=== Begin Enclosure ===
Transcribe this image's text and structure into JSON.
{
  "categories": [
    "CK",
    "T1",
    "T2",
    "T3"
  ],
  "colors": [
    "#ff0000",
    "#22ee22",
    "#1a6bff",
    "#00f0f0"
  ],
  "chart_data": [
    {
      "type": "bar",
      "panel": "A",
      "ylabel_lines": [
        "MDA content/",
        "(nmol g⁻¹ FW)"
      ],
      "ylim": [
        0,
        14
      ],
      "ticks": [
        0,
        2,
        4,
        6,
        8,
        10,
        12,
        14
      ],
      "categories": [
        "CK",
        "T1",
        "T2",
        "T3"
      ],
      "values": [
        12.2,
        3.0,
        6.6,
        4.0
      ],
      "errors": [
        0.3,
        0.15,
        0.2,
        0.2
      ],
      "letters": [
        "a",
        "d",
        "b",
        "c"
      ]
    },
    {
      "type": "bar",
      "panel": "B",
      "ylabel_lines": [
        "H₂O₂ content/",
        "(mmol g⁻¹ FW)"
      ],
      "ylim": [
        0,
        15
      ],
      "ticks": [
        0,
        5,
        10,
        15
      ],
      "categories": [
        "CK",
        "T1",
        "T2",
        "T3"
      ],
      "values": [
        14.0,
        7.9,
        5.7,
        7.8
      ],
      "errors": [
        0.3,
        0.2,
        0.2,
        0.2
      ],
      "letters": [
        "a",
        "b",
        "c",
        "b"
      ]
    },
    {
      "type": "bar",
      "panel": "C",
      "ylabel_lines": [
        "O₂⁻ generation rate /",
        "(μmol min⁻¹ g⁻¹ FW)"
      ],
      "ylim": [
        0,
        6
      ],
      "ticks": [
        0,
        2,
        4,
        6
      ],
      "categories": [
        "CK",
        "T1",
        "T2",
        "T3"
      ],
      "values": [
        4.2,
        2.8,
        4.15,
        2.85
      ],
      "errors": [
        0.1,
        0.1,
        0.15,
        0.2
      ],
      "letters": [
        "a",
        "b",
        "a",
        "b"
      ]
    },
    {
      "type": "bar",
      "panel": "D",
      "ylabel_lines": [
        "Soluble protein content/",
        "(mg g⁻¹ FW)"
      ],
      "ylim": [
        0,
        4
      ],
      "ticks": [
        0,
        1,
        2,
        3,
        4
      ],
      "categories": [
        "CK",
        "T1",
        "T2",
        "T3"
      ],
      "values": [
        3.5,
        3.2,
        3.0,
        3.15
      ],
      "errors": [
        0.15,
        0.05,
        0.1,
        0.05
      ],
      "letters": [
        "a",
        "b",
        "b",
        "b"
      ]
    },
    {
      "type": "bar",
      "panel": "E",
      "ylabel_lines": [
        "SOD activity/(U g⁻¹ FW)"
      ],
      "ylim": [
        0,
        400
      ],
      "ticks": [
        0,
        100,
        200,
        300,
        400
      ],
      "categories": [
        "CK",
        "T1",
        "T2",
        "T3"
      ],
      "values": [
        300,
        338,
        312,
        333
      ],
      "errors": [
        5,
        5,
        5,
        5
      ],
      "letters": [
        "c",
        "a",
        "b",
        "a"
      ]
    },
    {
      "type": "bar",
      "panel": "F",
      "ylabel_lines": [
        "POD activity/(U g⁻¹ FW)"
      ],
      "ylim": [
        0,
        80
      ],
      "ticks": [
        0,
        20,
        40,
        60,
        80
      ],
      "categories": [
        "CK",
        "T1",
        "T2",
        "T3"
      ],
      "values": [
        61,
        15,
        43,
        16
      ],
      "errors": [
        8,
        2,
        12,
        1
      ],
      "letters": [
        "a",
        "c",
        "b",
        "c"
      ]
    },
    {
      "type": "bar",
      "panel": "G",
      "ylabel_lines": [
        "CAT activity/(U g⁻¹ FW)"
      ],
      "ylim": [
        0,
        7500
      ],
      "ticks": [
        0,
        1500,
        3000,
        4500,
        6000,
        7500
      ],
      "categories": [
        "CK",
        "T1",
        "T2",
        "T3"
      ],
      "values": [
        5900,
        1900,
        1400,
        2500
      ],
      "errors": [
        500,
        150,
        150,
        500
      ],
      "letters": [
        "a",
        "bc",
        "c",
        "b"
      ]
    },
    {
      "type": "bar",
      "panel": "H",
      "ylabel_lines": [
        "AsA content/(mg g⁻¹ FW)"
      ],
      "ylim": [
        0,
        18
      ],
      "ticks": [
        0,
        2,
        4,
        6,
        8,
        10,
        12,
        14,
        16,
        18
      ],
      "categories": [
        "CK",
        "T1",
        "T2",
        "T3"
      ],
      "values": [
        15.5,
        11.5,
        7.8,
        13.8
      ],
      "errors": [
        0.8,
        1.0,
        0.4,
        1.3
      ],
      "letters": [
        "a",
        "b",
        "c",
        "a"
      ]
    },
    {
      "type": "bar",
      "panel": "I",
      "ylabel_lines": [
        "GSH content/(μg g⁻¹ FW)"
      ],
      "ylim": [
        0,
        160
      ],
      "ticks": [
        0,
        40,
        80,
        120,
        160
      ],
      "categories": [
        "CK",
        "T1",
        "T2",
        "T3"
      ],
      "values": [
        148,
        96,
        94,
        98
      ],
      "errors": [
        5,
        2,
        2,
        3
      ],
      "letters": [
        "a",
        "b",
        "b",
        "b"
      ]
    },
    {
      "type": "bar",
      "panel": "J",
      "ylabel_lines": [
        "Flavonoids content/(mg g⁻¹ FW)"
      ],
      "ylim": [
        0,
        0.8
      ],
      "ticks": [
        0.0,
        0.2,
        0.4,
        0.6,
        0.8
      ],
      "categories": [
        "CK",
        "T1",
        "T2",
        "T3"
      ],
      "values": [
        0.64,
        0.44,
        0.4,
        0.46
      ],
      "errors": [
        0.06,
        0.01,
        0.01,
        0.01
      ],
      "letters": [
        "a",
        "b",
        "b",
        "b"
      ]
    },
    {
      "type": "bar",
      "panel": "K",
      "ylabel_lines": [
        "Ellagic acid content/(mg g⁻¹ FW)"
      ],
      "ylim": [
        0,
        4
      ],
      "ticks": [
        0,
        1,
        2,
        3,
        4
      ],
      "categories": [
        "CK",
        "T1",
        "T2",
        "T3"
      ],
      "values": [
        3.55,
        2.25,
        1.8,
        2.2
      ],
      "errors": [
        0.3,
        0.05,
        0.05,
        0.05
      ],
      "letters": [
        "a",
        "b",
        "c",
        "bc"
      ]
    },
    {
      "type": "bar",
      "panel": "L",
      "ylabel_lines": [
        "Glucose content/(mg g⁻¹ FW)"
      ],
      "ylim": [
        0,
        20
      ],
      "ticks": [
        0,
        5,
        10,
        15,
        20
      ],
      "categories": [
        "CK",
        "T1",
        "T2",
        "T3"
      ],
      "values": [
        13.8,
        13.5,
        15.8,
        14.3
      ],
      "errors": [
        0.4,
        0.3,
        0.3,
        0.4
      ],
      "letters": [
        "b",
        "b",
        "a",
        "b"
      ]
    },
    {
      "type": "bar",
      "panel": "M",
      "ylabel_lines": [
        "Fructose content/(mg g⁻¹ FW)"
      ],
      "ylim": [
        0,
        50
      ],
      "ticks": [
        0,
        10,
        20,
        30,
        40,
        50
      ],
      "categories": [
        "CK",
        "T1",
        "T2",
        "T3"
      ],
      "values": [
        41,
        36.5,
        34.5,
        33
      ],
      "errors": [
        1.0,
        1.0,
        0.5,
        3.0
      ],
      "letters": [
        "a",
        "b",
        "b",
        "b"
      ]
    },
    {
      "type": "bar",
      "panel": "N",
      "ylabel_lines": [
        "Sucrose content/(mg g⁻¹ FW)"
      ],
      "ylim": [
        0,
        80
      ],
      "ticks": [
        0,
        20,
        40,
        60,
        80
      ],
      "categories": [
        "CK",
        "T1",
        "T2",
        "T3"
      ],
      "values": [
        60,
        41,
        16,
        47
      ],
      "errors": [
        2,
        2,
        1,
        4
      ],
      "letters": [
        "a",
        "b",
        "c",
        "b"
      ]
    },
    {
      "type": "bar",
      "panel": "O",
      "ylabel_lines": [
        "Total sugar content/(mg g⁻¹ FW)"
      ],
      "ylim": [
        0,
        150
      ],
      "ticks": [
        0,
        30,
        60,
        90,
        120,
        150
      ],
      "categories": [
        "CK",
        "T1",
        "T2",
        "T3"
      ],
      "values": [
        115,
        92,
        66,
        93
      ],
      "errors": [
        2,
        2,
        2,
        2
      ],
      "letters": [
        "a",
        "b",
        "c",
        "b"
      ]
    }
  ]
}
=== End Enclosure ===
Work instruction
Report all lines of the data above that include the string "activity".

Reply
        "SOD activity/(U g⁻¹ FW)"
        "POD activity/(U g⁻¹ FW)"
        "CAT activity/(U g⁻¹ FW)"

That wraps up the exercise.